Each entry below is to be duplicated verbatim.

Excerpted data
━━━━━━

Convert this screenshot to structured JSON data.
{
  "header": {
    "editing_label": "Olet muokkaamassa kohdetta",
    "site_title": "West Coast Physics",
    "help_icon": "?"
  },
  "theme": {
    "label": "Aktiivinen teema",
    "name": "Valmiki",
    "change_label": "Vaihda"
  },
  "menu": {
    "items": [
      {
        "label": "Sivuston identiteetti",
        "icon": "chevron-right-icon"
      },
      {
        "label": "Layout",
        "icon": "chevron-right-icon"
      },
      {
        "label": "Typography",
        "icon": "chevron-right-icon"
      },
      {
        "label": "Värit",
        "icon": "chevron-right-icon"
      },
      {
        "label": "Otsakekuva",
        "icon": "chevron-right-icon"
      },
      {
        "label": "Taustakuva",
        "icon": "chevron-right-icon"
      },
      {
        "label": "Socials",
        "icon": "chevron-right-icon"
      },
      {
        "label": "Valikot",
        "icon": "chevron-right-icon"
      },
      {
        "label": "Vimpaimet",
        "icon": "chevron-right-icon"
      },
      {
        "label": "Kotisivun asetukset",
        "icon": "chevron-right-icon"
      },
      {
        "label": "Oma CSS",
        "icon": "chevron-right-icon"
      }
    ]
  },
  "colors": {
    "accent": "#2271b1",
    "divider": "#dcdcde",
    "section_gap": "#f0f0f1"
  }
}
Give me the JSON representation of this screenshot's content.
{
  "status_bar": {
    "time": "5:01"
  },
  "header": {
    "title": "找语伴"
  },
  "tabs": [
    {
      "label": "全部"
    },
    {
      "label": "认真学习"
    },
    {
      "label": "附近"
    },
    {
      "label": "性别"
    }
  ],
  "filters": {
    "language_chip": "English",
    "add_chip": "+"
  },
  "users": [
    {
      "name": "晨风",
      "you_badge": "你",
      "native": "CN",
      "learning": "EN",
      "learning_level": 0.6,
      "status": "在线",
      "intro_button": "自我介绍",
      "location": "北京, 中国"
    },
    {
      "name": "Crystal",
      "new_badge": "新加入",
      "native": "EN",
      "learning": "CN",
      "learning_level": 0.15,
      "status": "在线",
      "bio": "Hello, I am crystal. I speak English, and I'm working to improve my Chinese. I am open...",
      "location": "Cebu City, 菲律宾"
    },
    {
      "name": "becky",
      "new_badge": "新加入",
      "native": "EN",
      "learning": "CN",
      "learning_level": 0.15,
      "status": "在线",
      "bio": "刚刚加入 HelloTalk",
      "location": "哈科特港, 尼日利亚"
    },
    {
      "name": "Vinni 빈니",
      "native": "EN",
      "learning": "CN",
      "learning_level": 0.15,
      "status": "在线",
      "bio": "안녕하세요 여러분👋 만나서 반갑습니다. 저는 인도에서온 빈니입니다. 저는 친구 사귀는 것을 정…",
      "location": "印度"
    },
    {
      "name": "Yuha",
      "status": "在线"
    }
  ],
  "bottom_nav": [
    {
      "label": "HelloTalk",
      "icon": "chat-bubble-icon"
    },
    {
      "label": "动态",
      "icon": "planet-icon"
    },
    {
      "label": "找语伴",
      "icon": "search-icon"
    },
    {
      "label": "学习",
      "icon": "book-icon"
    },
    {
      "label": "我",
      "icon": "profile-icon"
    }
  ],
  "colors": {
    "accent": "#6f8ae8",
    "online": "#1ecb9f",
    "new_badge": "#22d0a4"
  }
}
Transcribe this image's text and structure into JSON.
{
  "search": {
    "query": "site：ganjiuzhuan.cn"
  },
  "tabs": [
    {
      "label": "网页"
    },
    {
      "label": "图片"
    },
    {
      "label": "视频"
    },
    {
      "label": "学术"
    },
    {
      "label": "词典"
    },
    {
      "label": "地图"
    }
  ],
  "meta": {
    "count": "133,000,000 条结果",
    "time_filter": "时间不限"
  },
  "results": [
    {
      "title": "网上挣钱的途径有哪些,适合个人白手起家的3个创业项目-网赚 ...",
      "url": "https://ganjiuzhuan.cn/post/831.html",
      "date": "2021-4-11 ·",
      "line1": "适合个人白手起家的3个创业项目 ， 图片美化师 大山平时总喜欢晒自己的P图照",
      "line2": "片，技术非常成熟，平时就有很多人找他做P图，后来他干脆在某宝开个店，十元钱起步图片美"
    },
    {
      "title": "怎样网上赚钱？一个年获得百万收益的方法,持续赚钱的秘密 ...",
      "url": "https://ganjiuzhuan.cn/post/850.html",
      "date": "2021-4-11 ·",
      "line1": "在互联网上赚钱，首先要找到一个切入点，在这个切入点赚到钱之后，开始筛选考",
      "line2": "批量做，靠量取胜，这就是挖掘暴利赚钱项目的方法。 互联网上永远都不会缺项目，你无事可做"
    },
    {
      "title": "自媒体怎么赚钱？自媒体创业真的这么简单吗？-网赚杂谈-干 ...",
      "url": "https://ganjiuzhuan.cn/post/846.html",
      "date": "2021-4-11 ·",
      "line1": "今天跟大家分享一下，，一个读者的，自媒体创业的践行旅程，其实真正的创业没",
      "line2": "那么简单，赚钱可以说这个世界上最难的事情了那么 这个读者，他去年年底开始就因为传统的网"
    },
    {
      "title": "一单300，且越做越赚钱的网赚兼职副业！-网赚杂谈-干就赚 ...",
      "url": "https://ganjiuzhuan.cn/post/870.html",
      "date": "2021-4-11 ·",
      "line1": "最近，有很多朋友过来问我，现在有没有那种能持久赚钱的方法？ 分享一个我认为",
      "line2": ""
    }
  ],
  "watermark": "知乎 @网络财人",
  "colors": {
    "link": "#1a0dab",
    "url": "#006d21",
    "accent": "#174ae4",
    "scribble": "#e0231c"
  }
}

━━━━━━

Finished task
Convert this screenshot to structured JSON data.
{
  "header": {
    "editing_label": "Olet muokkaamassa kohdetta",
    "site_title": "West Coast Physics",
    "help_icon": "?"
  },
  "theme": {
    "label": "Aktiivinen teema",
    "name": "Valmiki",
    "change_label": "Vaihda"
  },
  "menu": {
    "items": [
      {
        "label": "Sivuston identiteetti",
        "icon": "chevron-right-icon"
      },
      {
        "label": "Layout",
        "icon": "chevron-right-icon"
      },
      {
        "label": "Typography",
        "icon": "chevron-right-icon"
      },
      {
        "label": "Värit",
        "icon": "chevron-right-icon"
      },
      {
        "label": "Otsakekuva",
        "icon": "chevron-right-icon"
      },
      {
        "label": "Taustakuva",
        "icon": "chevron-right-icon"
      },
      {
        "label": "Socials",
        "icon": "chevron-right-icon"
      },
      {
        "label": "Valikot",
        "icon": "chevron-right-icon"
      },
      {
        "label": "Vimpaimet",
        "icon": "chevron-right-icon"
      },
      {
        "label": "Kotisivun asetukset",
        "icon": "chevron-right-icon"
      },
      {
        "label": "Oma CSS",
        "icon": "chevron-right-icon"
      }
    ]
  },
  "colors": {
    "accent": "#2271b1",
    "divider": "#dcdcde",
    "section_gap": "#f0f0f1"
  }
}
Give me the JSON representation of this screenshot's content.
{
  "status_bar": {
    "time": "5:01"
  },
  "header": {
    "title": "找语伴"
  },
  "tabs": [
    {
      "label": "全部"
    },
    {
      "label": "认真学习"
    },
    {
      "label": "附近"
    },
    {
      "label": "性别"
    }
  ],
  "filters": {
    "language_chip": "English",
    "add_chip": "+"
  },
  "users": [
    {
      "name": "晨风",
      "you_badge": "你",
      "native": "CN",
      "learning": "EN",
      "learning_level": 0.6,
      "status": "在线",
      "intro_button": "自我介绍",
      "location": "北京, 中国"
    },
    {
      "name": "Crystal",
      "new_badge": "新加入",
      "native": "EN",
      "learning": "CN",
      "learning_level": 0.15,
      "status": "在线",
      "bio": "Hello, I am crystal. I speak English, and I'm working to improve my Chinese. I am open...",
      "location": "Cebu City, 菲律宾"
    },
    {
      "name": "becky",
      "new_badge": "新加入",
      "native": "EN",
      "learning": "CN",
      "learning_level": 0.15,
      "status": "在线",
      "bio": "刚刚加入 HelloTalk",
      "location": "哈科特港, 尼日利亚"
    },
    {
      "name": "Vinni 빈니",
      "native": "EN",
      "learning": "CN",
      "learning_level": 0.15,
      "status": "在线",
      "bio": "안녕하세요 여러분👋 만나서 반갑습니다. 저는 인도에서온 빈니입니다. 저는 친구 사귀는 것을 정…",
      "location": "印度"
    },
    {
      "name": "Yuha",
      "status": "在线"
    }
  ],
  "bottom_nav": [
    {
      "label": "HelloTalk",
      "icon": "chat-bubble-icon"
    },
    {
      "label": "动态",
      "icon": "planet-icon"
    },
    {
      "label": "找语伴",
      "icon": "search-icon"
    },
    {
      "label": "学习",
      "icon": "book-icon"
    },
    {
      "label": "我",
      "icon": "profile-icon"
    }
  ],
  "colors": {
    "accent": "#6f8ae8",
    "online": "#1ecb9f",
    "new_badge": "#22d0a4"
  }
}
Transcribe this image's text and structure into JSON.
{
  "search": {
    "query": "site：ganjiuzhuan.cn"
  },
  "tabs": [
    {
      "label": "网页"
    },
    {
      "label": "图片"
    },
    {
      "label": "视频"
    },
    {
      "label": "学术"
    },
    {
      "label": "词典"
    },
    {
      "label": "地图"
    }
  ],
  "meta": {
    "count": "133,000,000 条结果",
    "time_filter": "时间不限"
  },
  "results": [
    {
      "title": "网上挣钱的途径有哪些,适合个人白手起家的3个创业项目-网赚 ...",
      "url": "https://ganjiuzhuan.cn/post/831.html",
      "date": "2021-4-11 ·",
      "line1": "适合个人白手起家的3个创业项目 ， 图片美化师 大山平时总喜欢晒自己的P图照",
      "line2": "片，技术非常成熟，平时就有很多人找他做P图，后来他干脆在某宝开个店，十元钱起步图片美"
    },
    {
      "title": "怎样网上赚钱？一个年获得百万收益的方法,持续赚钱的秘密 ...",
      "url": "https://ganjiuzhuan.cn/post/850.html",
      "date": "2021-4-11 ·",
      "line1": "在互联网上赚钱，首先要找到一个切入点，在这个切入点赚到钱之后，开始筛选考",
      "line2": "批量做，靠量取胜，这就是挖掘暴利赚钱项目的方法。 互联网上永远都不会缺项目，你无事可做"
    },
    {
      "title": "自媒体怎么赚钱？自媒体创业真的这么简单吗？-网赚杂谈-干 ...",
      "url": "https://ganjiuzhuan.cn/post/846.html",
      "date": "2021-4-11 ·",
      "line1": "今天跟大家分享一下，，一个读者的，自媒体创业的践行旅程，其实真正的创业没",
      "line2": "那么简单，赚钱可以说这个世界上最难的事情了那么 这个读者，他去年年底开始就因为传统的网"
    },
    {
      "title": "一单300，且越做越赚钱的网赚兼职副业！-网赚杂谈-干就赚 ...",
      "url": "https://ganjiuzhuan.cn/post/870.html",
      "date": "2021-4-11 ·",
      "line1": "最近，有很多朋友过来问我，现在有没有那种能持久赚钱的方法？ 分享一个我认为",
      "line2": ""
    }
  ],
  "watermark": "知乎 @网络财人",
  "colors": {
    "link": "#1a0dab",
    "url": "#006d21",
    "accent": "#174ae4",
    "scribble": "#e0231c"
  }
}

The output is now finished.